> [Exercise] Say how many lines contain "Kaur"; the answer is the number alone.

┌──

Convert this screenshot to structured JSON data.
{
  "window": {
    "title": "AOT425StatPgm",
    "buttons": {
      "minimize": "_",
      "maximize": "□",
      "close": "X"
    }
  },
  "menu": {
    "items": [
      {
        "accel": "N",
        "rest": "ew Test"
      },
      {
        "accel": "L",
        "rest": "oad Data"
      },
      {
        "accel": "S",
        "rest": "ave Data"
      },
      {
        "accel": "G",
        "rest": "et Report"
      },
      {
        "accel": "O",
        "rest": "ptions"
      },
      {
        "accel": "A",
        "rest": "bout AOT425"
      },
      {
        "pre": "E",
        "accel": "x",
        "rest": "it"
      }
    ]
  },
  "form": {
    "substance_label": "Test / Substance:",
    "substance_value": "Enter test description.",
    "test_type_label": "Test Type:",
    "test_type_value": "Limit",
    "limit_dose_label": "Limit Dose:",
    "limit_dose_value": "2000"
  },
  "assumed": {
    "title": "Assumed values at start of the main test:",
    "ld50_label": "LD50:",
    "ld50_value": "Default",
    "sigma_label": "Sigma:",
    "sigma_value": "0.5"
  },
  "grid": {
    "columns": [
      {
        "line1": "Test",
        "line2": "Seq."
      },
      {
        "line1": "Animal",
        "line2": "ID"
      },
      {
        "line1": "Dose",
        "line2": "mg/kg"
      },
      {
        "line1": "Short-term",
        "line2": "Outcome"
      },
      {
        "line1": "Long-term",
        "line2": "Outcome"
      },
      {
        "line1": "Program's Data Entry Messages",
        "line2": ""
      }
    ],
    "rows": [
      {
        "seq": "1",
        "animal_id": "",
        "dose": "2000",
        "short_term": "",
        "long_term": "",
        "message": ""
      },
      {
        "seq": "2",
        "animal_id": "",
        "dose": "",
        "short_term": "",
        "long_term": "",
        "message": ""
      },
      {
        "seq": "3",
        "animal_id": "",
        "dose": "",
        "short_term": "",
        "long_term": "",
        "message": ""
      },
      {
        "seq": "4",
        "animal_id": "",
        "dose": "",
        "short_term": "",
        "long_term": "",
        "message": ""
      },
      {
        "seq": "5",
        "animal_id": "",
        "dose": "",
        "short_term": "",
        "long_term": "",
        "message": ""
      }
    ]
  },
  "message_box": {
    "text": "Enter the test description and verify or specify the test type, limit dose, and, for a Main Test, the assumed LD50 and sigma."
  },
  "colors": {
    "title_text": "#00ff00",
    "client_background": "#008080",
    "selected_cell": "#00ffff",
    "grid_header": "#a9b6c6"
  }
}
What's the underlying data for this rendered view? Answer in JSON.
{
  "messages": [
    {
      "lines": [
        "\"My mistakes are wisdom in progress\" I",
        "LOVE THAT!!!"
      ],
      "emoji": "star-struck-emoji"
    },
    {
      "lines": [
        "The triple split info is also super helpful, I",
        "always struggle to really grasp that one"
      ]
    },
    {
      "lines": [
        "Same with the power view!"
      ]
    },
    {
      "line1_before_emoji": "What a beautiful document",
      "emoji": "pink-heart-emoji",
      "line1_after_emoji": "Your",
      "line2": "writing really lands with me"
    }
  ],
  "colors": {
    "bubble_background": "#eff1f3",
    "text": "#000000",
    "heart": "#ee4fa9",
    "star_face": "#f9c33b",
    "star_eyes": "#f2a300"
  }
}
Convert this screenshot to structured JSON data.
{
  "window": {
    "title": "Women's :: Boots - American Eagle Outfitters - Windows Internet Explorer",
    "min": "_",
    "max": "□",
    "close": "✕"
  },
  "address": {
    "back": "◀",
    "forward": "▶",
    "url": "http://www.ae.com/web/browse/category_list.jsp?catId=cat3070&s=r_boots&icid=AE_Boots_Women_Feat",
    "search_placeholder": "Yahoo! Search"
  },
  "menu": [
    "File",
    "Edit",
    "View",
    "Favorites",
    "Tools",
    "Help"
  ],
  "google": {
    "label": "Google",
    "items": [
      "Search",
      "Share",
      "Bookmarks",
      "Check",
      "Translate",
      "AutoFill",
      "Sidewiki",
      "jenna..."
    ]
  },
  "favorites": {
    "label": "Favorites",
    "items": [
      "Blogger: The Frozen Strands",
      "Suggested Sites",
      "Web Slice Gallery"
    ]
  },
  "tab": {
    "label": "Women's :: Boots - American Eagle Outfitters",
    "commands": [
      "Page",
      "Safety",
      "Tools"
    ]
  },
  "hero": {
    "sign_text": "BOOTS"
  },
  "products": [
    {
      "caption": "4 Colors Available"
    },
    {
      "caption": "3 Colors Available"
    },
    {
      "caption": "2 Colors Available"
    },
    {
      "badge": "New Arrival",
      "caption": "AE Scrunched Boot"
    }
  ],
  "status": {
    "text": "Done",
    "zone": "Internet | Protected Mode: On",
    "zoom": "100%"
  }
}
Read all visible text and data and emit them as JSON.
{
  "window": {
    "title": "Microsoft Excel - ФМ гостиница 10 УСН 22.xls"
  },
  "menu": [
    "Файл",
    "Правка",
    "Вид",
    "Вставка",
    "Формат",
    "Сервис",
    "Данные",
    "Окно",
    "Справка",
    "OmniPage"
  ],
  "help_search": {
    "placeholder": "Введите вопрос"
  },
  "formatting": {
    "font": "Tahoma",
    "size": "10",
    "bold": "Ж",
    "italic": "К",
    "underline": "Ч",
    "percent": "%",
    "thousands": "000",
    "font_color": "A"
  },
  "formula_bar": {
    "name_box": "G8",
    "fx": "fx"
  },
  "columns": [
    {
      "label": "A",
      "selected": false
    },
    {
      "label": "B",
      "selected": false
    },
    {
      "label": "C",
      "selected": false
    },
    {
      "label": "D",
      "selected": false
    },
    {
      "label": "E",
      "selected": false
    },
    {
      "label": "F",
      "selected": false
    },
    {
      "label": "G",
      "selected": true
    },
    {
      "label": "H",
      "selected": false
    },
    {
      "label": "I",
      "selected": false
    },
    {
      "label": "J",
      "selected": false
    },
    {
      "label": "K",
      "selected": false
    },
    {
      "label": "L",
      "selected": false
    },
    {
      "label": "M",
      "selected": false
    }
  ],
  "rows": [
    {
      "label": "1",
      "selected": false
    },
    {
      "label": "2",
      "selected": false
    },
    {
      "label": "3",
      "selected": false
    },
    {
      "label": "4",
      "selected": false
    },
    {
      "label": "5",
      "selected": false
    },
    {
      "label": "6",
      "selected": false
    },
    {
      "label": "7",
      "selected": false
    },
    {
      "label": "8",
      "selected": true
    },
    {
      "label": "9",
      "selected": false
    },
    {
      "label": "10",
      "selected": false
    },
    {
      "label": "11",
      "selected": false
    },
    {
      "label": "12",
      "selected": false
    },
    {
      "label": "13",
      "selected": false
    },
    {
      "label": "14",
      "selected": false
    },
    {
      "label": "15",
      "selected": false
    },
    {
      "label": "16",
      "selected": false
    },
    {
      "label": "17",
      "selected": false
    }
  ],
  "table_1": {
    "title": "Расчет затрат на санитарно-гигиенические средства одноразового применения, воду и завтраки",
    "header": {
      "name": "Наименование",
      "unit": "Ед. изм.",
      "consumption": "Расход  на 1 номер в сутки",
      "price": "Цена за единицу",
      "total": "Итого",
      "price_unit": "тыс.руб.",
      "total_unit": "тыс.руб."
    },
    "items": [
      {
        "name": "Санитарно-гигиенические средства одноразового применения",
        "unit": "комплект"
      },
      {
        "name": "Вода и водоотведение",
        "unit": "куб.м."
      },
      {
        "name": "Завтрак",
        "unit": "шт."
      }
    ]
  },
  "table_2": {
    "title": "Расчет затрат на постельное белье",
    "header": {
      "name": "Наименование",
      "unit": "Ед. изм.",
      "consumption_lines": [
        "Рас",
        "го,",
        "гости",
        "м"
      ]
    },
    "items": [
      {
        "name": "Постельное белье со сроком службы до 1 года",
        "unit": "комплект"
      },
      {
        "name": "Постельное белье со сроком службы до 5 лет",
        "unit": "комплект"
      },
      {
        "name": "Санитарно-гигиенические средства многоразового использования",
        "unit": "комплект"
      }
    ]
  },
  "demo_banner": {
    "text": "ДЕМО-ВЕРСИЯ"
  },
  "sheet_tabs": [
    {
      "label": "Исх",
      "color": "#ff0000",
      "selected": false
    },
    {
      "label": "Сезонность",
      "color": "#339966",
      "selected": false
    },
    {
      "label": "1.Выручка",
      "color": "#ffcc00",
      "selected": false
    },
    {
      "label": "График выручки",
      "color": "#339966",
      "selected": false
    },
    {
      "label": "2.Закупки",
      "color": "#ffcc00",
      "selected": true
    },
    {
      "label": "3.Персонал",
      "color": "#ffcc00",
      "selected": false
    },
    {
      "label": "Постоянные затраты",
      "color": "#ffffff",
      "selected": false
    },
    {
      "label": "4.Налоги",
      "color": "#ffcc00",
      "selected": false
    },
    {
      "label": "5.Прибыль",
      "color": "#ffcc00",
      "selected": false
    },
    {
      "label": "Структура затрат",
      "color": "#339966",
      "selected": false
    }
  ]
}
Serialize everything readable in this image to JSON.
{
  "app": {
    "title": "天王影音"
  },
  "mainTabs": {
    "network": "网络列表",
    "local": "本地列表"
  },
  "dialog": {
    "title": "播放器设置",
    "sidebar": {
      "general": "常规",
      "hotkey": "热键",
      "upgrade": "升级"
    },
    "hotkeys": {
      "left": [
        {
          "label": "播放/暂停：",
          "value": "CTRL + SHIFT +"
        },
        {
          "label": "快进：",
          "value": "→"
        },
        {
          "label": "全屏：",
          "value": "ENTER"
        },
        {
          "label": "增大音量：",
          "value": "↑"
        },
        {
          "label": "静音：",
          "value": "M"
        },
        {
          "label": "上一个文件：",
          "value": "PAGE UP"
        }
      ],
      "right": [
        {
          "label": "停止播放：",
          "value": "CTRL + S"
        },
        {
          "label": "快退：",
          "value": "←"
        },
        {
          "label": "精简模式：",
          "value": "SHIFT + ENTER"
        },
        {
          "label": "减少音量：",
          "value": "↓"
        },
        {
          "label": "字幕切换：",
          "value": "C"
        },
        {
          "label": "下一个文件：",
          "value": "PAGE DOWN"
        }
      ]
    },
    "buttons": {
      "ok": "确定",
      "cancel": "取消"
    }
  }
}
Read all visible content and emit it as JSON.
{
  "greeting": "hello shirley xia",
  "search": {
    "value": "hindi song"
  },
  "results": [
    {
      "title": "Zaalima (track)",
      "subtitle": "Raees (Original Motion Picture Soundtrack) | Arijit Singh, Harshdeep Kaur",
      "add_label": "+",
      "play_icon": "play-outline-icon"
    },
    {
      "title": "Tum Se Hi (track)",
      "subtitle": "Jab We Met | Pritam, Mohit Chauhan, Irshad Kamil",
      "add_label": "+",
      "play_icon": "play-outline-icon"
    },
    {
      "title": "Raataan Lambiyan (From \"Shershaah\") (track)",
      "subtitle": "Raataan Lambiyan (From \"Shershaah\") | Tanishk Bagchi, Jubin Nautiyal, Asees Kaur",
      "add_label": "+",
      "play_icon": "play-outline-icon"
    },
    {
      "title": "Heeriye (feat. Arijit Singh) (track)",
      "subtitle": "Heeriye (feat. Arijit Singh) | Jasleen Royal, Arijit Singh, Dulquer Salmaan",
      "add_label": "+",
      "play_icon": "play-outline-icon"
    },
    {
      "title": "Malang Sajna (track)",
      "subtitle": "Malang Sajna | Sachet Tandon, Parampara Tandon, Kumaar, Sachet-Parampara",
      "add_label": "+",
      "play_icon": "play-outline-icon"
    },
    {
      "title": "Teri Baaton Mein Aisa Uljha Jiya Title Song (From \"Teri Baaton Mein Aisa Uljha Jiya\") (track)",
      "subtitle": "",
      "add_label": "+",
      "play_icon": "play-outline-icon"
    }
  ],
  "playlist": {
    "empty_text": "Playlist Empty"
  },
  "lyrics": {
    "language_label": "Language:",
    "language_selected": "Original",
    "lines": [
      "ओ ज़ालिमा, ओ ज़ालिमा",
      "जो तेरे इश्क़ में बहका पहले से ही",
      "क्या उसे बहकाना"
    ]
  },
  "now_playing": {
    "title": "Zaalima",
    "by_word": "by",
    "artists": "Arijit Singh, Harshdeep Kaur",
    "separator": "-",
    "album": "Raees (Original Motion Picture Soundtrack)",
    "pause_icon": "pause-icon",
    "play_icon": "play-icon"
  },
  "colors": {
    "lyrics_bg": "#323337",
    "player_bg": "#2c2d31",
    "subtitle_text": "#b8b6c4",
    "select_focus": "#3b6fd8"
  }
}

└──

> [Completed exercise] 3